_EXERCISE DIRECTIONS_: Copy the part of the press release on fire and climate change starting at "California Fires (June" and ending at "Caption: MODIS Web.".

_SOURCE EXTRACT_:

++++

Posted by feww on April 24, 2009
National Science Foundation: Press Release 09-081
Study identifies significant contributions of fire to climate change and identifies feedbacks between fire and climate change
April 23, 2009
Fire must be accounted for as an integral part of climate change, according to 22 authors of an article published in the April 24 issue of the journal Science. The authors determined that intentional deforestation fires alone contribute up to one-fifth of the human-caused increase in emissions of carbon dioxide, a heat-trapping gas that increases global temperature.
California Fires (June 2008)
A heat wave and windy weather plagued firefighters in California in mid-June 2008 as they worked to contain hundreds of fires across the state. Many of the fires were triggered by lightning on Friday, June 20. This natural-color image from the Moderate Resolution Imaging Spectroradiometer (MODIS) on NASA’s Aqua satellite on Monday, June 23, shows places where the sensor detected actively burning fires (red outlines). Fires appear most numerous in Northern California. The Northern region of California has experienced record low levels of rainfall this spring, leaving dry vegetation in the area. This in conjunction with windy weather has made firefighting efforts difficult. Image and Caption: MODIS Web.
Fires in Texas and Oklahoma (April 2009)
Severe weather in the second week of April 2009 fanned wildfires in northern Texas and southern Oklahoma. This image of the area was captured on April 9, 2009, by the Moderate Resolution Imaging Spectroradiometer (MODIS) on NASA’s Aqua satellite. Places where the sensor detected active fires are outlined in red. A line of fires stretched across the plains west of Dallas-Forth Worth, and strong winds were driving smoke plumes from the fires toward the cities. Several people died, and hundreds of homes were destroyed according to the Texas Forest Service. NASA image courtesy the MODIS Rapid Response [sic] Team. Caption by Rebecca Lindsey.
The work is the culmination of a meeting supported by the Kavli Institute for Theoretical Physics (KITP) and the National Center for Ecological Analysis and Synthesis (NCEAS), both based at the University of California, Santa Barbara and funded by the National Science Foundation (NSF).
The authors call on the Intergovernmental Panel on Climate Change (IPCC) to fully integrate fire into their assessments of global climate change, and consider fire-climate feedbacks, which have been largely absent in global models.

++++

Data listing
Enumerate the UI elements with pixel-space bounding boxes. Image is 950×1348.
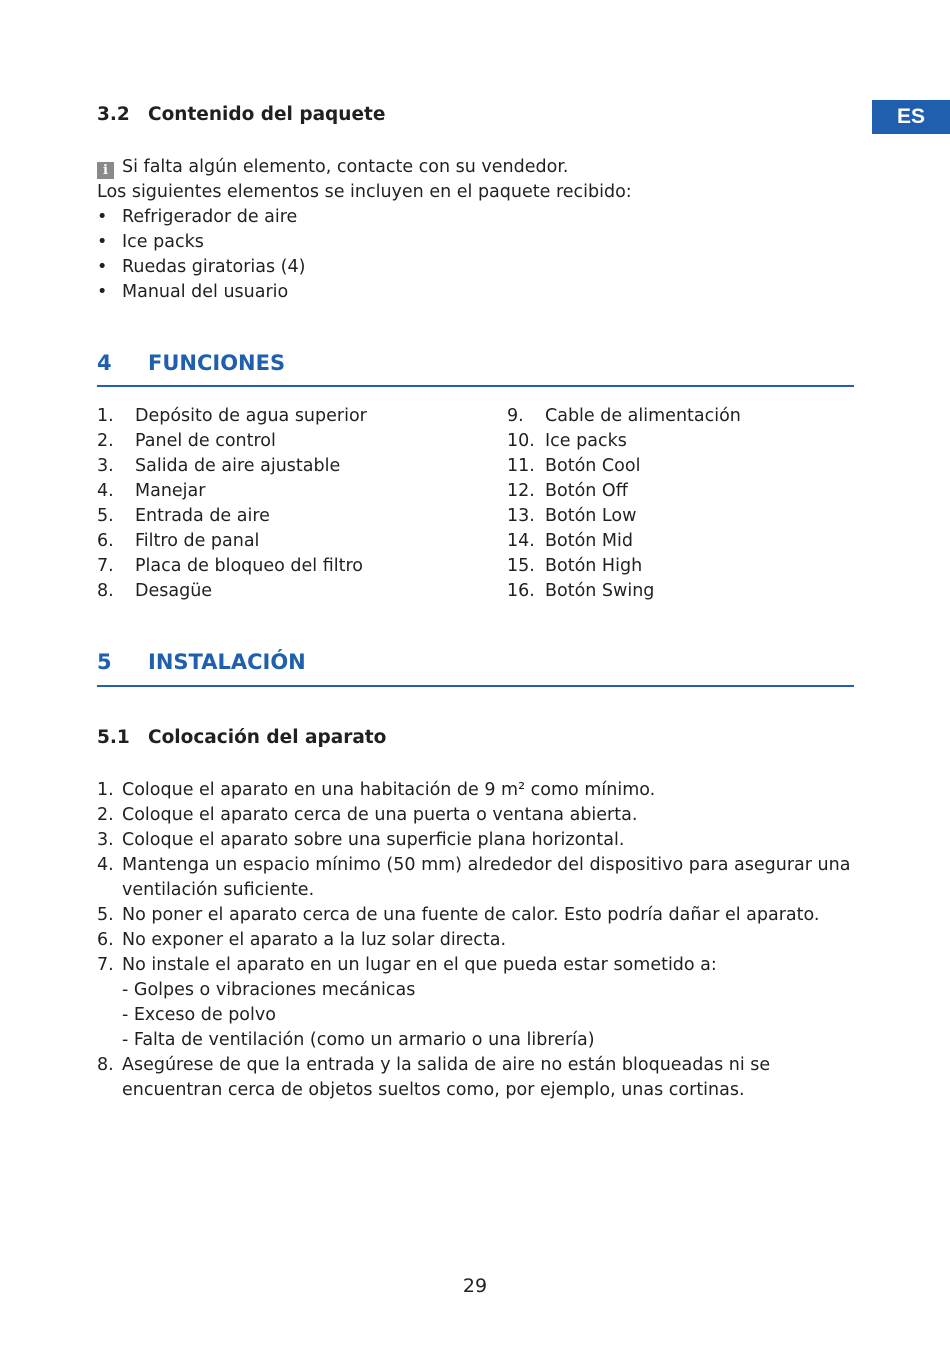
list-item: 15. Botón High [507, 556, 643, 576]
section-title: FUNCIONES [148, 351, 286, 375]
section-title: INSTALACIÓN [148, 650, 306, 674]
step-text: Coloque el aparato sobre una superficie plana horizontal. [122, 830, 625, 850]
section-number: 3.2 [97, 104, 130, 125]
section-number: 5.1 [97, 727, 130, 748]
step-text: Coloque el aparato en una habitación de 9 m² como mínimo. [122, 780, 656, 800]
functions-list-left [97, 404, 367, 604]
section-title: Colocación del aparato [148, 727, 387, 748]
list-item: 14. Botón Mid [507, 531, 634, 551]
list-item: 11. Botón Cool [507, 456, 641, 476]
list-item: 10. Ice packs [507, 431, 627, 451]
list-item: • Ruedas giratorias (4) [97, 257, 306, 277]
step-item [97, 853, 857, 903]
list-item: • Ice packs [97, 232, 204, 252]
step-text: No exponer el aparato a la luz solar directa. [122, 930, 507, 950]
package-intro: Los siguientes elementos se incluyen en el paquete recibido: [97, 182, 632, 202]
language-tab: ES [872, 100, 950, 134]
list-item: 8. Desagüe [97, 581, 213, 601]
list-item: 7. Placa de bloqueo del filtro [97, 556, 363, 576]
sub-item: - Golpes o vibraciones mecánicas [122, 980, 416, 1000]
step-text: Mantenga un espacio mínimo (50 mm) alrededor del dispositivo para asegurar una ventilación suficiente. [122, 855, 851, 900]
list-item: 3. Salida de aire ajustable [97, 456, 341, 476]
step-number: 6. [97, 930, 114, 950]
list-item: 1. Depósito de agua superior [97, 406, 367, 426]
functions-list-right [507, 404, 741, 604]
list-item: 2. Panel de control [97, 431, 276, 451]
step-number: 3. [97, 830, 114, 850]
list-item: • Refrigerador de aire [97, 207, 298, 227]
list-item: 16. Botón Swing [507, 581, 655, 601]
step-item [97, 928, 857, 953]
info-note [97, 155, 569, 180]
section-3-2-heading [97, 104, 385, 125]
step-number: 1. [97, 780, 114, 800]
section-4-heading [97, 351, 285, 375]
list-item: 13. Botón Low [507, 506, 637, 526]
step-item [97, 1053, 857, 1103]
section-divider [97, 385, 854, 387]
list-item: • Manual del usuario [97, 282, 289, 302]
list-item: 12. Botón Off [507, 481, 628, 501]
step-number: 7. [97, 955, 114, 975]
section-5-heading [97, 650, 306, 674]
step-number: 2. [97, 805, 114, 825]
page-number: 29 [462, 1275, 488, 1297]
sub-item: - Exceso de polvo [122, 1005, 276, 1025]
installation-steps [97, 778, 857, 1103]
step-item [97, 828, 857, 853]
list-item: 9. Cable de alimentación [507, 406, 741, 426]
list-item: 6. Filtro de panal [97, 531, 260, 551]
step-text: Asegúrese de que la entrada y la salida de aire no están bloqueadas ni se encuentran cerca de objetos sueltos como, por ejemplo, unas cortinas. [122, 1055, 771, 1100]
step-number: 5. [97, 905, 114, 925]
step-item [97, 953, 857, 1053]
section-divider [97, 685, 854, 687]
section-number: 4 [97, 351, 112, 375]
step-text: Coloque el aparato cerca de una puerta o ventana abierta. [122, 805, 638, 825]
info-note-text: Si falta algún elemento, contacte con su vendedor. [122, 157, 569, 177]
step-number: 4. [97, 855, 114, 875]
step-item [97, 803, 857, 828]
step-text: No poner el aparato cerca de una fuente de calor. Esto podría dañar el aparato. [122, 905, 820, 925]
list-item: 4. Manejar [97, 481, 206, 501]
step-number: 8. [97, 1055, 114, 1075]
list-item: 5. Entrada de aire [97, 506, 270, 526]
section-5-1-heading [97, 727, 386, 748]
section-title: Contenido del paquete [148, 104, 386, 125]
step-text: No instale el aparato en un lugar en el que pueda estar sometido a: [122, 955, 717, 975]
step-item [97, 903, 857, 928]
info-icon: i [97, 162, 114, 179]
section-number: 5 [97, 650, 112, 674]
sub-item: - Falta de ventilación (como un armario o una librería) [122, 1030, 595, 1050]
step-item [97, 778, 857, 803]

++++

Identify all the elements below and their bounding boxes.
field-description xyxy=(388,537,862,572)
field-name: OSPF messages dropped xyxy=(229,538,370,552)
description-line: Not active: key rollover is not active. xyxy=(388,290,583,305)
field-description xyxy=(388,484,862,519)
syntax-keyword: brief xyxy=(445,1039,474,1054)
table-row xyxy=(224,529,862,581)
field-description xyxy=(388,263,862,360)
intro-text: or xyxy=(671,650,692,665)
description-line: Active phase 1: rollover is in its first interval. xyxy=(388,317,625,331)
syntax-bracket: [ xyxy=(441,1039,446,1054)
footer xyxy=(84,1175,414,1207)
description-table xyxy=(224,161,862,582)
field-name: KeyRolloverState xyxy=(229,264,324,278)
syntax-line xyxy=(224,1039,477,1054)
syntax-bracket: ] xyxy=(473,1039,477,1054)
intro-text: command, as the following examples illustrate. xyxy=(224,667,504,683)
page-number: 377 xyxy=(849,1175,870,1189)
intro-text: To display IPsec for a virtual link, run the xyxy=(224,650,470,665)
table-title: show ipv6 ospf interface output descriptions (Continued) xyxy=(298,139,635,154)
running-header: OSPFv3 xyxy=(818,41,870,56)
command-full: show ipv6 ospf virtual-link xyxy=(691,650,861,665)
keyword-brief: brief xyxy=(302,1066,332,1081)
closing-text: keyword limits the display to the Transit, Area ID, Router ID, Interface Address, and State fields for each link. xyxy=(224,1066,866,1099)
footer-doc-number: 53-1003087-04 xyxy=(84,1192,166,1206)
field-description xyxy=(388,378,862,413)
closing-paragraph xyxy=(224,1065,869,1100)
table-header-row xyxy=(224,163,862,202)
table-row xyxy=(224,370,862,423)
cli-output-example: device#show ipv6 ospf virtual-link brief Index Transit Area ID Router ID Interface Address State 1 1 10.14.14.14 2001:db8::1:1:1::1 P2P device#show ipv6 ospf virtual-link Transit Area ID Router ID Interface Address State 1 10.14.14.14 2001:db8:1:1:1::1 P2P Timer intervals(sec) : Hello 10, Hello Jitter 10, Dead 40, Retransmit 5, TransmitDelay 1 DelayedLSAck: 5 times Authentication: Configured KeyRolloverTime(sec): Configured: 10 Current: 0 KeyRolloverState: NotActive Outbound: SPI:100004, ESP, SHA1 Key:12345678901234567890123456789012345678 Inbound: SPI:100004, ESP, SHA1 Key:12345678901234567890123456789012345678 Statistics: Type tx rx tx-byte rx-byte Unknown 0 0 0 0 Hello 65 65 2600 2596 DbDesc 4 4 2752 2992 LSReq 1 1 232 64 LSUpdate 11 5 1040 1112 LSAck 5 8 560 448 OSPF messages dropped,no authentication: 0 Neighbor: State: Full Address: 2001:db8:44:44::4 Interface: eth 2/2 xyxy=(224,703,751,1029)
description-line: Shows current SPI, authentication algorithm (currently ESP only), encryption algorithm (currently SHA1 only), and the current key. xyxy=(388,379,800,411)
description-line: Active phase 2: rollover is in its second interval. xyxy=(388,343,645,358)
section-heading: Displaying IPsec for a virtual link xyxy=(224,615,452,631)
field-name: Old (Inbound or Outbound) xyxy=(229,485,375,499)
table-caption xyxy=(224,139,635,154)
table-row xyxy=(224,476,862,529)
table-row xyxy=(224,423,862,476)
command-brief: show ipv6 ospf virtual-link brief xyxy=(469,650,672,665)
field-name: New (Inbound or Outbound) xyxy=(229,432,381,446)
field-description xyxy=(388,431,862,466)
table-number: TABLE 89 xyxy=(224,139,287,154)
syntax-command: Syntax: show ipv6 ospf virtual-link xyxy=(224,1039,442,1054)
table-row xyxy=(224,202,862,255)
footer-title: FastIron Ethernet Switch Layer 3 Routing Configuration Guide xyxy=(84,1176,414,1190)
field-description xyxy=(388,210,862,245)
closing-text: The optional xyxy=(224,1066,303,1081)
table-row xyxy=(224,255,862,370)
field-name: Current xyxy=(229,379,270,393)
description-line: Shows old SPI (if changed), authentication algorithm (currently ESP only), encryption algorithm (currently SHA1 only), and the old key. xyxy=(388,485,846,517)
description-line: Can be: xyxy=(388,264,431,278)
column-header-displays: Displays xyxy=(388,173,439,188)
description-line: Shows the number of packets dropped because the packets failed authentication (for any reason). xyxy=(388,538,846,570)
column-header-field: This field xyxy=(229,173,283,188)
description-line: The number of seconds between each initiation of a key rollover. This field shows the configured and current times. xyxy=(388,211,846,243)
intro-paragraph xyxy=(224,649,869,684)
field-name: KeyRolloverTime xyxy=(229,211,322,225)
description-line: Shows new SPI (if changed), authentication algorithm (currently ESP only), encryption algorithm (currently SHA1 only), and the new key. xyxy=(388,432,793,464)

++++

_FULL RESPONSE_:
California Fires (June 2008)
A heat wave and windy weather plagued firefighters in California in mid-June 2008 as they worked to contain hundreds of fires across the state. Many of the fires were triggered by lightning on Friday, June 20. This natural-color image from the Moderate Resolution Imaging Spectroradiometer (MODIS) on NASA’s Aqua satellite on Monday, June 23, shows places where the sensor detected actively burning fires (red outlines). Fires appear most numerous in Northern California. The Northern region of California has experienced record low levels of rainfall this spring, leaving dry vegetation in the area. This in conjunction with windy weather has made firefighting efforts difficult. Image and Caption: MODIS Web.